— START Input —
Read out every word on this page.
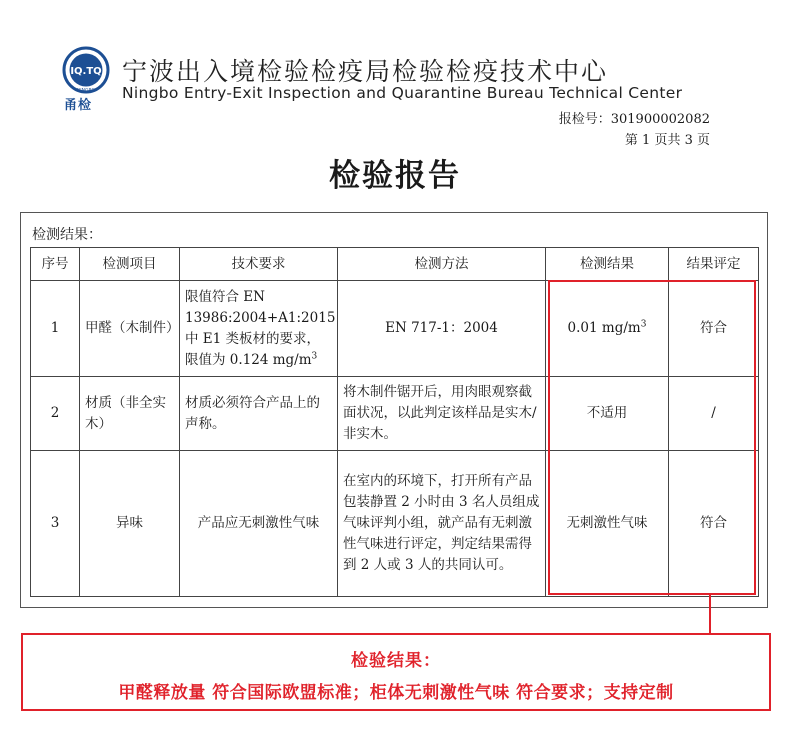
IQ.TQ
NINGBO
甬检
宁波出入境检验检疫局检验检疫技术中心
Ningbo Entry-Exit Inspection and Quarantine Bureau Technical Center
报检号：301900002082
第 1 页共 3 页
检验报告
检测结果：
序号	检测项目	技术要求	检测方法	检测结果	结果评定
1	甲醛（木制件）	限值符合 EN 13986:2004+A1:2015 中 E1 类板材的要求，限值为 0.124 $mg/m^3$	EN 717-1：2004	0.01 $mg/m^3$	符合
2	材质（非全实木）	材质必须符合产品上的声称。	将木制件锯开后，用肉眼观察截面状况，以此判定该样品是实木/非实木。	不适用	/
3	异味	产品应无刺激性气味	在室内的环境下，打开所有产品包装静置 2 小时由 3 名人员组成气味评判小组，就产品有无刺激性气味进行评定，判定结果需得到 2 人或 3 人的共同认可。	无刺激性气味	符合
检验结果：
甲醛释放量 符合国际欧盟标准；柜体无刺激性气味 符合要求；支持定制
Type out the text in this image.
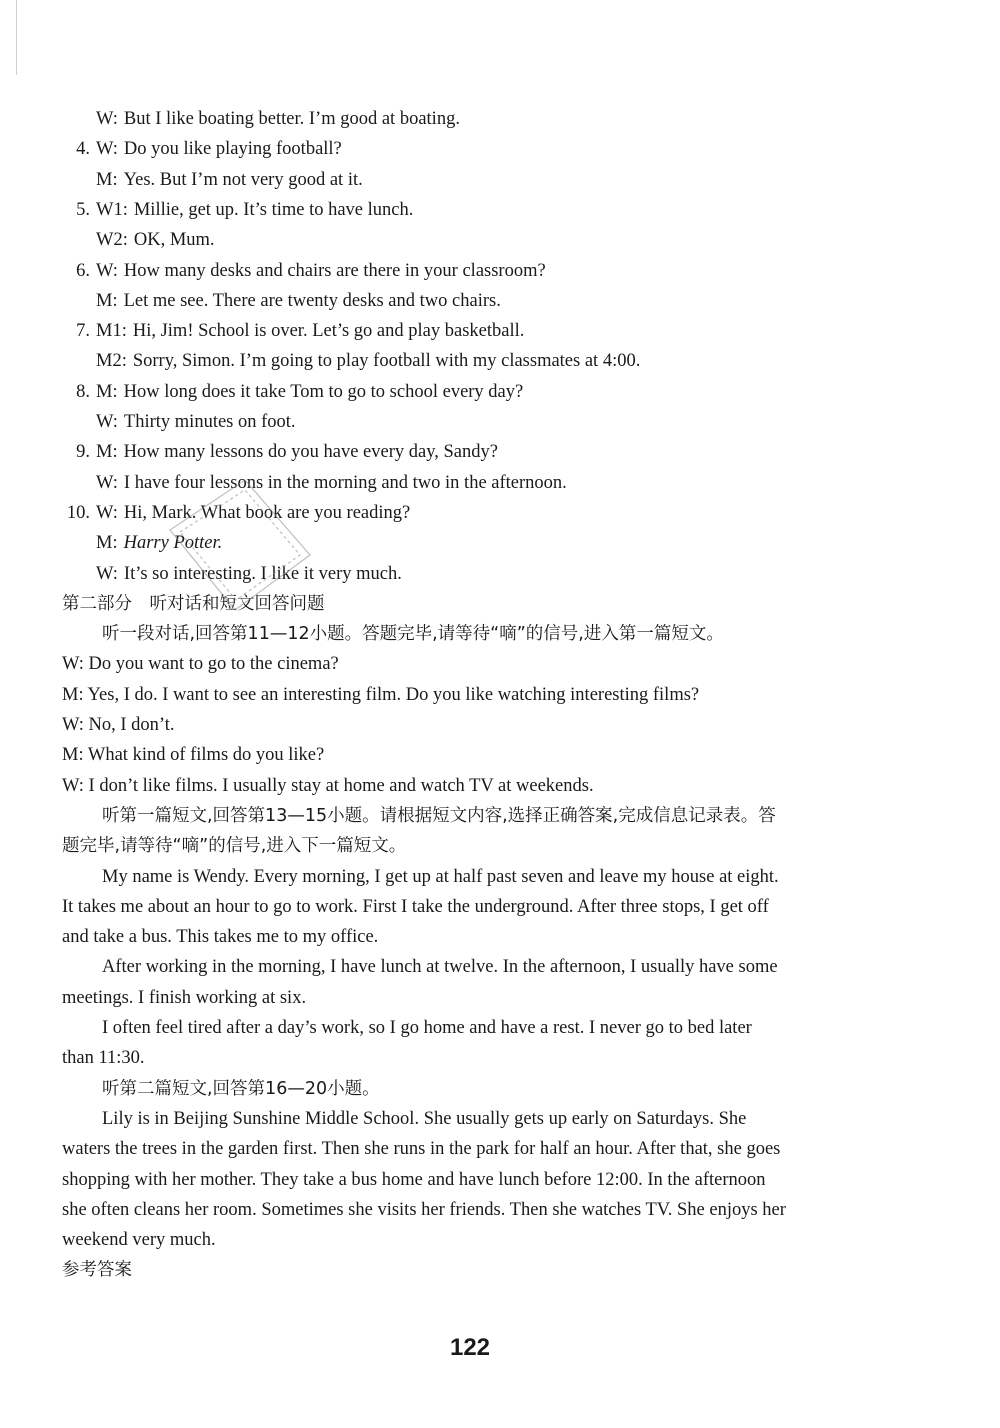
W: But I like boating better. I’m good at boating.
4. W: Do you like playing football?
M: Yes. But I’m not very good at it.
5. W1: Millie, get up. It’s time to have lunch.
W2: OK, Mum.
6. W: How many desks and chairs are there in your classroom?
M: Let me see. There are twenty desks and two chairs.
7. M1: Hi, Jim! School is over. Let’s go and play basketball.
M2: Sorry, Simon. I’m going to play football with my classmates at 4:00.
8. M: How long does it take Tom to go to school every day?
W: Thirty minutes on foot.
9. M: How many lessons do you have every day, Sandy?
W: I have four lessons in the morning and two in the afternoon.
10. W: Hi, Mark. What book are you reading?
M: Harry Potter.
W: It’s so interesting. I like it very much.
第二部分　听对话和短文回答问题
听一段对话,回答第11—12小题。答题完毕,请等待“嘀”的信号,进入第一篇短文。
W: Do you want to go to the cinema?
M: Yes, I do. I want to see an interesting film. Do you like watching interesting films?
W: No, I don’t.
M: What kind of films do you like?
W: I don’t like films. I usually stay at home and watch TV at weekends.
听第一篇短文,回答第13—15小题。请根据短文内容,选择正确答案,完成信息记录表。答
题完毕,请等待“嘀”的信号,进入下一篇短文。
My name is Wendy. Every morning, I get up at half past seven and leave my house at eight.
It takes me about an hour to go to work. First I take the underground. After three stops, I get off
and take a bus. This takes me to my office.
After working in the morning, I have lunch at twelve. In the afternoon, I usually have some
meetings. I finish working at six.
I often feel tired after a day’s work, so I go home and have a rest. I never go to bed later
than 11:30.
听第二篇短文,回答第16—20小题。
Lily is in Beijing Sunshine Middle School. She usually gets up early on Saturdays. She
waters the trees in the garden first. Then she runs in the park for half an hour. After that, she goes
shopping with her mother. They take a bus home and have lunch before 12:00. In the afternoon
she often cleans her room. Sometimes she visits her friends. Then she watches TV. She enjoys her
weekend very much.
参考答案
122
— END Input —
Leave the pictures out and output the rest of the listing exactly.

Read out every word on this page.
IQ.TQ
NINGBO
甬检
宁波出入境检验检疫局检验检疫技术中心
Ningbo Entry-Exit Inspection and Quarantine Bureau Technical Center
报检号：301900002082
第 1 页共 3 页
检验报告
检测结果：
序号	检测项目	技术要求	检测方法	检测结果	结果评定
1	甲醛（木制件）	限值符合 EN 13986:2004+A1:2015 中 E1 类板材的要求，限值为 0.124 $mg/m^3$	EN 717-1：2004	0.01 $mg/m^3$	符合
2	材质（非全实木）	材质必须符合产品上的声称。	将木制件锯开后，用肉眼观察截面状况，以此判定该样品是实木/非实木。	不适用	/
3	异味	产品应无刺激性气味	在室内的环境下，打开所有产品包装静置 2 小时由 3 名人员组成气味评判小组，就产品有无刺激性气味进行评定，判定结果需得到 2 人或 3 人的共同认可。	无刺激性气味	符合
检验结果：
甲醛释放量 符合国际欧盟标准；柜体无刺激性气味 符合要求；支持定制
Type out the text in this image.
W: But I like boating better. I’m good at boating.
4. W: Do you like playing football?
M: Yes. But I’m not very good at it.
5. W1: Millie, get up. It’s time to have lunch.
W2: OK, Mum.
6. W: How many desks and chairs are there in your classroom?
M: Let me see. There are twenty desks and two chairs.
7. M1: Hi, Jim! School is over. Let’s go and play basketball.
M2: Sorry, Simon. I’m going to play football with my classmates at 4:00.
8. M: How long does it take Tom to go to school every day?
W: Thirty minutes on foot.
9. M: How many lessons do you have every day, Sandy?
W: I have four lessons in the morning and two in the afternoon.
10. W: Hi, Mark. What book are you reading?
M: Harry Potter.
W: It’s so interesting. I like it very much.
第二部分　听对话和短文回答问题
听一段对话,回答第11—12小题。答题完毕,请等待“嘀”的信号,进入第一篇短文。
W: Do you want to go to the cinema?
M: Yes, I do. I want to see an interesting film. Do you like watching interesting films?
W: No, I don’t.
M: What kind of films do you like?
W: I don’t like films. I usually stay at home and watch TV at weekends.
听第一篇短文,回答第13—15小题。请根据短文内容,选择正确答案,完成信息记录表。答
题完毕,请等待“嘀”的信号,进入下一篇短文。
My name is Wendy. Every morning, I get up at half past seven and leave my house at eight.
It takes me about an hour to go to work. First I take the underground. After three stops, I get off
and take a bus. This takes me to my office.
After working in the morning, I have lunch at twelve. In the afternoon, I usually have some
meetings. I finish working at six.
I often feel tired after a day’s work, so I go home and have a rest. I never go to bed later
than 11:30.
听第二篇短文,回答第16—20小题。
Lily is in Beijing Sunshine Middle School. She usually gets up early on Saturdays. She
waters the trees in the garden first. Then she runs in the park for half an hour. After that, she goes
shopping with her mother. They take a bus home and have lunch before 12:00. In the afternoon
she often cleans her room. Sometimes she visits her friends. Then she watches TV. She enjoys her
weekend very much.
参考答案
122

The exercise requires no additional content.